§ Data shown
-------
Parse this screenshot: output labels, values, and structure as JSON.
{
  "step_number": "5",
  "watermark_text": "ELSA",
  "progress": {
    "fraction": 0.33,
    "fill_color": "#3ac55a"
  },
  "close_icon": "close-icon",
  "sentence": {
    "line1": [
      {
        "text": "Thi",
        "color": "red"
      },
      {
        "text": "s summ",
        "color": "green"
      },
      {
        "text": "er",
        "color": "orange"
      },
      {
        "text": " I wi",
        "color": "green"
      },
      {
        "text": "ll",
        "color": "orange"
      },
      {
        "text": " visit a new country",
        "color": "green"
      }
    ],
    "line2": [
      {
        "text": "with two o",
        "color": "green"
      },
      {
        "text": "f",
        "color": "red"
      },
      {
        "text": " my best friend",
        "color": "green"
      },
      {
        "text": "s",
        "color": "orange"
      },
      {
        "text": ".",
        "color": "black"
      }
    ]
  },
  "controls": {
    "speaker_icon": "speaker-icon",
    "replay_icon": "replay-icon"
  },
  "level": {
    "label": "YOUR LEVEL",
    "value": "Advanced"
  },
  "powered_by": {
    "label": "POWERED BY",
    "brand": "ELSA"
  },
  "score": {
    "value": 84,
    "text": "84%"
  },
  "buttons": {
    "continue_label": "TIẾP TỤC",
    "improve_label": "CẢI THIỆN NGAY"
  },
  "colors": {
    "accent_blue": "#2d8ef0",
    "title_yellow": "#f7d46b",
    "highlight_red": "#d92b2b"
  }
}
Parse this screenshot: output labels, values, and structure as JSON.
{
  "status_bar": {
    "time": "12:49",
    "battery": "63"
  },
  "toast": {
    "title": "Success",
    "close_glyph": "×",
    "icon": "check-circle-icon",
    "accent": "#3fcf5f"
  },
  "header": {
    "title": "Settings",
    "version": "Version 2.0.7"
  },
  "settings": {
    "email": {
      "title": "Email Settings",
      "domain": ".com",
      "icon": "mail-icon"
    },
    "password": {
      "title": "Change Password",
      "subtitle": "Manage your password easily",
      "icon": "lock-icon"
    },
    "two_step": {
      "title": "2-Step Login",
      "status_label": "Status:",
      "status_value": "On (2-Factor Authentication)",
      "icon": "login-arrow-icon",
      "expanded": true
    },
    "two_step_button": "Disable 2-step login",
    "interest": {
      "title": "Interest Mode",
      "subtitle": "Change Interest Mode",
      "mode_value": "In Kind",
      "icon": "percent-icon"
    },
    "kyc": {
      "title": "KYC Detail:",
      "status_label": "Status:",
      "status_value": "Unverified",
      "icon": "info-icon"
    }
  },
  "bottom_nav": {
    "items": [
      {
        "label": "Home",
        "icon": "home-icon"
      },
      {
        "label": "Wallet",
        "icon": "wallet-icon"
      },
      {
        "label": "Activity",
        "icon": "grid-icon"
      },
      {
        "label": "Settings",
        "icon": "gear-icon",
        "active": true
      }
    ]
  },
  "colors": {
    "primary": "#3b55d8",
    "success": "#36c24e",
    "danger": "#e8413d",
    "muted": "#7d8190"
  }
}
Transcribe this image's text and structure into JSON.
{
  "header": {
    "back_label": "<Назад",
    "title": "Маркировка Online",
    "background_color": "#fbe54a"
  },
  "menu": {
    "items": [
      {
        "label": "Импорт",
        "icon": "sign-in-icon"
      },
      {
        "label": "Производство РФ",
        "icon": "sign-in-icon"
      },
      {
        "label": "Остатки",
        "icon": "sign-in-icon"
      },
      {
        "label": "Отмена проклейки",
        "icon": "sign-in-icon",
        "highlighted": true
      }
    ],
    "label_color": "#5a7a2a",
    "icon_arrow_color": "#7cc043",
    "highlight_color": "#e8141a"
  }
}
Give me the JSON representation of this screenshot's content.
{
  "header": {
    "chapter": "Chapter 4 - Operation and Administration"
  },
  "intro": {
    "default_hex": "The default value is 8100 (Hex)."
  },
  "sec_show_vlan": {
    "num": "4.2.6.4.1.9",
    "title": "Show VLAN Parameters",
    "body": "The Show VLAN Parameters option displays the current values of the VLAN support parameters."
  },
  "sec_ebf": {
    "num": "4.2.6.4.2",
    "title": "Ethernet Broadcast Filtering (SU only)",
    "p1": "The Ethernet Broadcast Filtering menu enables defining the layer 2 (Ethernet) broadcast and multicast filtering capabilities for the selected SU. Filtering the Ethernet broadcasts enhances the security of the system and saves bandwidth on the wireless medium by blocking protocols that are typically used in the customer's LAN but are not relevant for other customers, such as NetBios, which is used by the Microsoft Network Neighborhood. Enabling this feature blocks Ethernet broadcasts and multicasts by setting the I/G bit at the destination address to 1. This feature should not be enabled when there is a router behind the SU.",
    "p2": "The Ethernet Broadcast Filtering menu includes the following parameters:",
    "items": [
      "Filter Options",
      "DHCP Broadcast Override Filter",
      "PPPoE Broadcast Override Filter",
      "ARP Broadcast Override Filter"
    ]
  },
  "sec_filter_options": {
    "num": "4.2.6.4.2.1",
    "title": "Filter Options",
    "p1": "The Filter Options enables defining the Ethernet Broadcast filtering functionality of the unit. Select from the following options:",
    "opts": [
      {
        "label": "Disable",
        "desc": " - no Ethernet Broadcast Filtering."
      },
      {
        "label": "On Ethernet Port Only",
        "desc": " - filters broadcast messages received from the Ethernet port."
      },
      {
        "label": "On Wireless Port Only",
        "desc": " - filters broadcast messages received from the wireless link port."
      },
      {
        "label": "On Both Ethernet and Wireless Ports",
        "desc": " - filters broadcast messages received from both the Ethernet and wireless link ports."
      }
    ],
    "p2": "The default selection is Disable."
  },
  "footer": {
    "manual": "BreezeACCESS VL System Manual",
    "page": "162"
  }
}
-------
§ Task description
Exactly reproduce all of the entries.

§ In response
Parse this screenshot: output labels, values, and structure as JSON.
{
  "step_number": "5",
  "watermark_text": "ELSA",
  "progress": {
    "fraction": 0.33,
    "fill_color": "#3ac55a"
  },
  "close_icon": "close-icon",
  "sentence": {
    "line1": [
      {
        "text": "Thi",
        "color": "red"
      },
      {
        "text": "s summ",
        "color": "green"
      },
      {
        "text": "er",
        "color": "orange"
      },
      {
        "text": " I wi",
        "color": "green"
      },
      {
        "text": "ll",
        "color": "orange"
      },
      {
        "text": " visit a new country",
        "color": "green"
      }
    ],
    "line2": [
      {
        "text": "with two o",
        "color": "green"
      },
      {
        "text": "f",
        "color": "red"
      },
      {
        "text": " my best friend",
        "color": "green"
      },
      {
        "text": "s",
        "color": "orange"
      },
      {
        "text": ".",
        "color": "black"
      }
    ]
  },
  "controls": {
    "speaker_icon": "speaker-icon",
    "replay_icon": "replay-icon"
  },
  "level": {
    "label": "YOUR LEVEL",
    "value": "Advanced"
  },
  "powered_by": {
    "label": "POWERED BY",
    "brand": "ELSA"
  },
  "score": {
    "value": 84,
    "text": "84%"
  },
  "buttons": {
    "continue_label": "TIẾP TỤC",
    "improve_label": "CẢI THIỆN NGAY"
  },
  "colors": {
    "accent_blue": "#2d8ef0",
    "title_yellow": "#f7d46b",
    "highlight_red": "#d92b2b"
  }
}
Parse this screenshot: output labels, values, and structure as JSON.
{
  "status_bar": {
    "time": "12:49",
    "battery": "63"
  },
  "toast": {
    "title": "Success",
    "close_glyph": "×",
    "icon": "check-circle-icon",
    "accent": "#3fcf5f"
  },
  "header": {
    "title": "Settings",
    "version": "Version 2.0.7"
  },
  "settings": {
    "email": {
      "title": "Email Settings",
      "domain": ".com",
      "icon": "mail-icon"
    },
    "password": {
      "title": "Change Password",
      "subtitle": "Manage your password easily",
      "icon": "lock-icon"
    },
    "two_step": {
      "title": "2-Step Login",
      "status_label": "Status:",
      "status_value": "On (2-Factor Authentication)",
      "icon": "login-arrow-icon",
      "expanded": true
    },
    "two_step_button": "Disable 2-step login",
    "interest": {
      "title": "Interest Mode",
      "subtitle": "Change Interest Mode",
      "mode_value": "In Kind",
      "icon": "percent-icon"
    },
    "kyc": {
      "title": "KYC Detail:",
      "status_label": "Status:",
      "status_value": "Unverified",
      "icon": "info-icon"
    }
  },
  "bottom_nav": {
    "items": [
      {
        "label": "Home",
        "icon": "home-icon"
      },
      {
        "label": "Wallet",
        "icon": "wallet-icon"
      },
      {
        "label": "Activity",
        "icon": "grid-icon"
      },
      {
        "label": "Settings",
        "icon": "gear-icon",
        "active": true
      }
    ]
  },
  "colors": {
    "primary": "#3b55d8",
    "success": "#36c24e",
    "danger": "#e8413d",
    "muted": "#7d8190"
  }
}
Transcribe this image's text and structure into JSON.
{
  "header": {
    "back_label": "<Назад",
    "title": "Маркировка Online",
    "background_color": "#fbe54a"
  },
  "menu": {
    "items": [
      {
        "label": "Импорт",
        "icon": "sign-in-icon"
      },
      {
        "label": "Производство РФ",
        "icon": "sign-in-icon"
      },
      {
        "label": "Остатки",
        "icon": "sign-in-icon"
      },
      {
        "label": "Отмена проклейки",
        "icon": "sign-in-icon",
        "highlighted": true
      }
    ],
    "label_color": "#5a7a2a",
    "icon_arrow_color": "#7cc043",
    "highlight_color": "#e8141a"
  }
}
Give me the JSON representation of this screenshot's content.
{
  "header": {
    "chapter": "Chapter 4 - Operation and Administration"
  },
  "intro": {
    "default_hex": "The default value is 8100 (Hex)."
  },
  "sec_show_vlan": {
    "num": "4.2.6.4.1.9",
    "title": "Show VLAN Parameters",
    "body": "The Show VLAN Parameters option displays the current values of the VLAN support parameters."
  },
  "sec_ebf": {
    "num": "4.2.6.4.2",
    "title": "Ethernet Broadcast Filtering (SU only)",
    "p1": "The Ethernet Broadcast Filtering menu enables defining the layer 2 (Ethernet) broadcast and multicast filtering capabilities for the selected SU. Filtering the Ethernet broadcasts enhances the security of the system and saves bandwidth on the wireless medium by blocking protocols that are typically used in the customer's LAN but are not relevant for other customers, such as NetBios, which is used by the Microsoft Network Neighborhood. Enabling this feature blocks Ethernet broadcasts and multicasts by setting the I/G bit at the destination address to 1. This feature should not be enabled when there is a router behind the SU.",
    "p2": "The Ethernet Broadcast Filtering menu includes the following parameters:",
    "items": [
      "Filter Options",
      "DHCP Broadcast Override Filter",
      "PPPoE Broadcast Override Filter",
      "ARP Broadcast Override Filter"
    ]
  },
  "sec_filter_options": {
    "num": "4.2.6.4.2.1",
    "title": "Filter Options",
    "p1": "The Filter Options enables defining the Ethernet Broadcast filtering functionality of the unit. Select from the following options:",
    "opts": [
      {
        "label": "Disable",
        "desc": " - no Ethernet Broadcast Filtering."
      },
      {
        "label": "On Ethernet Port Only",
        "desc": " - filters broadcast messages received from the Ethernet port."
      },
      {
        "label": "On Wireless Port Only",
        "desc": " - filters broadcast messages received from the wireless link port."
      },
      {
        "label": "On Both Ethernet and Wireless Ports",
        "desc": " - filters broadcast messages received from both the Ethernet and wireless link ports."
      }
    ],
    "p2": "The default selection is Disable."
  },
  "footer": {
    "manual": "BreezeACCESS VL System Manual",
    "page": "162"
  }
}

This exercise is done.